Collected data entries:

::::::::

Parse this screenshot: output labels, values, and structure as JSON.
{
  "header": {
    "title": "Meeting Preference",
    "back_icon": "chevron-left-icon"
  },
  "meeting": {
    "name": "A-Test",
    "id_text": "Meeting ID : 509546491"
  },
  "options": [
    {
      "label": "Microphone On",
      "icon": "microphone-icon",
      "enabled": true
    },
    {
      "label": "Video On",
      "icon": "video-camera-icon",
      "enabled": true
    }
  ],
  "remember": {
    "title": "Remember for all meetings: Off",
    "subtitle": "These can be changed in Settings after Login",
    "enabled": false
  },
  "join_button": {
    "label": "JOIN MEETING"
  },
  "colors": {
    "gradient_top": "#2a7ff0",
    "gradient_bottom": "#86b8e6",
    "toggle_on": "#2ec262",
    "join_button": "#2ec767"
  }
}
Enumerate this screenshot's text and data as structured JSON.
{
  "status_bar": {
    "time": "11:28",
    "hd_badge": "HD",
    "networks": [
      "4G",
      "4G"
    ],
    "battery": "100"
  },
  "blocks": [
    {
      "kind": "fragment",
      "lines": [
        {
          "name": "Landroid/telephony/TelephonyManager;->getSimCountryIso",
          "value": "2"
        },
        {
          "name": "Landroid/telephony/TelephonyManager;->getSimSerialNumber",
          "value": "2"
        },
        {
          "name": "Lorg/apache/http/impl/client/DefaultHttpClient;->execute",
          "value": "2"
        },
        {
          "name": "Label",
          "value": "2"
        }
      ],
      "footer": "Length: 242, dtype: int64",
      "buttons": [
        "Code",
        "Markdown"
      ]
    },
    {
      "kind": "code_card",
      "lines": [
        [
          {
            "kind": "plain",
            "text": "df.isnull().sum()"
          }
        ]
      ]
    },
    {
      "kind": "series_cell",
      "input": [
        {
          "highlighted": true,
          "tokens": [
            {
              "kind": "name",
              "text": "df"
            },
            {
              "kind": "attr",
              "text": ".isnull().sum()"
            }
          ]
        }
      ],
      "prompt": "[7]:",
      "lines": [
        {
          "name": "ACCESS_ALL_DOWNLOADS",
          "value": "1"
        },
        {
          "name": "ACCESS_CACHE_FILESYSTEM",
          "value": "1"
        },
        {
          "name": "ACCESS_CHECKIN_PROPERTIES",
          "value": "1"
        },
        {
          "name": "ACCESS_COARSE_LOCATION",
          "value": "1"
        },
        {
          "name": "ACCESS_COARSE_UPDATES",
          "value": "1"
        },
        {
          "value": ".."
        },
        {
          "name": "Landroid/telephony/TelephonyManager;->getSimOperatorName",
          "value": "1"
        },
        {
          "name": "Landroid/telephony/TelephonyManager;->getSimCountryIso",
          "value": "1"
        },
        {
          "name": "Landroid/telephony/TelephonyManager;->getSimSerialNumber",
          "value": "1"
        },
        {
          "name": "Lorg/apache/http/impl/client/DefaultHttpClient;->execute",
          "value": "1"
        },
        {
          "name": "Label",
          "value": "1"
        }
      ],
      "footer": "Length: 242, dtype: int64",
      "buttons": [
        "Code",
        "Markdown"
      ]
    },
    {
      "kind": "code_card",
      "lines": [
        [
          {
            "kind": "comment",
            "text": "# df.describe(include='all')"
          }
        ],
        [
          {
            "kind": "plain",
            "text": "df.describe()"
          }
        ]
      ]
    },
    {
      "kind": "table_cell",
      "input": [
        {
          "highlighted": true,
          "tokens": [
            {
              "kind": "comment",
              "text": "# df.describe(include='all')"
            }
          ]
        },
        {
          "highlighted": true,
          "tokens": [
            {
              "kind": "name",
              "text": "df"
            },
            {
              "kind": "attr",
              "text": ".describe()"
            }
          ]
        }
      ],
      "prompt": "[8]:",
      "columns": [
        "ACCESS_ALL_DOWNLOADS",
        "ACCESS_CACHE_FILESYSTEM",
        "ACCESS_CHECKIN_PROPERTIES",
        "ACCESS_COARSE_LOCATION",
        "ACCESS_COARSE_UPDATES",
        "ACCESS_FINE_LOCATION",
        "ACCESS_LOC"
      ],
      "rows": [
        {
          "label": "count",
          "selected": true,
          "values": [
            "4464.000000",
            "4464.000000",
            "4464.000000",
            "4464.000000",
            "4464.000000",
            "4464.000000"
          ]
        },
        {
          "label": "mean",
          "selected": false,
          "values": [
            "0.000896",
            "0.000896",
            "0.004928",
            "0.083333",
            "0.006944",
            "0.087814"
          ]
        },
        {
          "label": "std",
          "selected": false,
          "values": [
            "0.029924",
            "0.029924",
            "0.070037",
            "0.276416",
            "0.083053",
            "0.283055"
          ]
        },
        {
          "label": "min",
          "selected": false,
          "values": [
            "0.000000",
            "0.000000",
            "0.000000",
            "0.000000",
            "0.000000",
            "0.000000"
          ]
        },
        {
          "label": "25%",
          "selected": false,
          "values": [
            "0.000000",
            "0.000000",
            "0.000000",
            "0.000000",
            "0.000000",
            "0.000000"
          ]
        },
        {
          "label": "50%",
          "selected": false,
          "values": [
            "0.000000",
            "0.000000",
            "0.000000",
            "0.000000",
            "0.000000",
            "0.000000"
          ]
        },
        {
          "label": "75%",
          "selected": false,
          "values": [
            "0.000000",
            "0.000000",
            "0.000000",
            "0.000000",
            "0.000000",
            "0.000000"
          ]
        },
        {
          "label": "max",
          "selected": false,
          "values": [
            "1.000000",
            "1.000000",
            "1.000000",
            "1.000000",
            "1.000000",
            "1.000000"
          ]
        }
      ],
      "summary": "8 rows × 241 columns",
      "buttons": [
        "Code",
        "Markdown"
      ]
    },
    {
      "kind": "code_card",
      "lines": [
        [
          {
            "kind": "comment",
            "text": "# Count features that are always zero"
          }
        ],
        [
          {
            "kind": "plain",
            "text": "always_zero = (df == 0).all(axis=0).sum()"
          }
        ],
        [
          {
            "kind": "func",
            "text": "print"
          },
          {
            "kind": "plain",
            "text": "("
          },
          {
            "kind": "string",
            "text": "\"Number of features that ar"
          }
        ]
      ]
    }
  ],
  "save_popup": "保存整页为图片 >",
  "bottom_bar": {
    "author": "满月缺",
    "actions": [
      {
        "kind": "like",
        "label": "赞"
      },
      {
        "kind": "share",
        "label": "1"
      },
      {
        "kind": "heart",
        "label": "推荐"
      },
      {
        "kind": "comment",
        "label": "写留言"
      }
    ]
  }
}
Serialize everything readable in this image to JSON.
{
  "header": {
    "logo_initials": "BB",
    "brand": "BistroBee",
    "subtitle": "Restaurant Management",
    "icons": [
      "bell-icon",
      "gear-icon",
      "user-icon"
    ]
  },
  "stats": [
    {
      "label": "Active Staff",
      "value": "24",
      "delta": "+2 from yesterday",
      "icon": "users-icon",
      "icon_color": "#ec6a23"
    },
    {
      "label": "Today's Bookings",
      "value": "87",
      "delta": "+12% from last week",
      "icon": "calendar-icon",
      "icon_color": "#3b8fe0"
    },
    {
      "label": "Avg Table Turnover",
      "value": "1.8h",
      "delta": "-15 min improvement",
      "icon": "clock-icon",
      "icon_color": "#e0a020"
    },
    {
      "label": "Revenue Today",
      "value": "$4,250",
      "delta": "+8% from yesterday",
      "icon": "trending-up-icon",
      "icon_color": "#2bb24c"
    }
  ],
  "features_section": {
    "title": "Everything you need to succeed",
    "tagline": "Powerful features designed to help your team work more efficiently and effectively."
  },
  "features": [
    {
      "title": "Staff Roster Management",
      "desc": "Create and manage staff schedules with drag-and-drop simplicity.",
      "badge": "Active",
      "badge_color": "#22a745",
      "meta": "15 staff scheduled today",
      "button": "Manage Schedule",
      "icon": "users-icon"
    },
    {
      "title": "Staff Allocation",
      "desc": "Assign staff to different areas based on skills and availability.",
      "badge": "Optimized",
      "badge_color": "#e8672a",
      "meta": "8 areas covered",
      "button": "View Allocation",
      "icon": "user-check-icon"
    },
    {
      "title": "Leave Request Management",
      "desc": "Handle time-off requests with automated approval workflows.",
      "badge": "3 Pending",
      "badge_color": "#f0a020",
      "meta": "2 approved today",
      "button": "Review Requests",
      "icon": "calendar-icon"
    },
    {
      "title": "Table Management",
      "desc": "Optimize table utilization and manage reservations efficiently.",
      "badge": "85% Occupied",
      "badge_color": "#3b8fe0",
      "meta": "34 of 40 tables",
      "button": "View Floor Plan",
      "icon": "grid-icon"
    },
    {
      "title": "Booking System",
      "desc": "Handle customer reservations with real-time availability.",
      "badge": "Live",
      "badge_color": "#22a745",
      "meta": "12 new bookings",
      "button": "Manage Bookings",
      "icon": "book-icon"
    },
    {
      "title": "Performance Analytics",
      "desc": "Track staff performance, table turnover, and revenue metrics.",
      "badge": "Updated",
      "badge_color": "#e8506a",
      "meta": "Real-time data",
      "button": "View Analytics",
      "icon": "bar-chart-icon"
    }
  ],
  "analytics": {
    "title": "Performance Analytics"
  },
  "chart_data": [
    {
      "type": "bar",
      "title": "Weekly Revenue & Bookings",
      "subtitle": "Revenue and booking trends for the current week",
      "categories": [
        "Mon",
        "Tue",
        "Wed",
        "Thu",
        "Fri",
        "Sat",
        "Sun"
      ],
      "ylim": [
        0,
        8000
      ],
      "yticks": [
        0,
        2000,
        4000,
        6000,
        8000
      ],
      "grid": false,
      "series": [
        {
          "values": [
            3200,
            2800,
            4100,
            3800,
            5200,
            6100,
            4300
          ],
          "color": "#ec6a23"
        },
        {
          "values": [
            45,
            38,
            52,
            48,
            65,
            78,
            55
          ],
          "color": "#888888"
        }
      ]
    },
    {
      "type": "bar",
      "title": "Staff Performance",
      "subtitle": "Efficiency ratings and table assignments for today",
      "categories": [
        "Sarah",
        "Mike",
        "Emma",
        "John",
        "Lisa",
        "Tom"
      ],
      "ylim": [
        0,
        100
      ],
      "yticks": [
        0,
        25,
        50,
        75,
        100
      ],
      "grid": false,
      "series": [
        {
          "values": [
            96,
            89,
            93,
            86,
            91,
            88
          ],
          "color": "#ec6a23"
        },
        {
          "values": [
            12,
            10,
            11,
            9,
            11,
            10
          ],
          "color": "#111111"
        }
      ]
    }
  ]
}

::::::::

## Aim
Whichever lines contain the string "calendar", select and copy them.

## Answer to the exercise
      "icon": "calendar-icon",
      "icon": "calendar-icon"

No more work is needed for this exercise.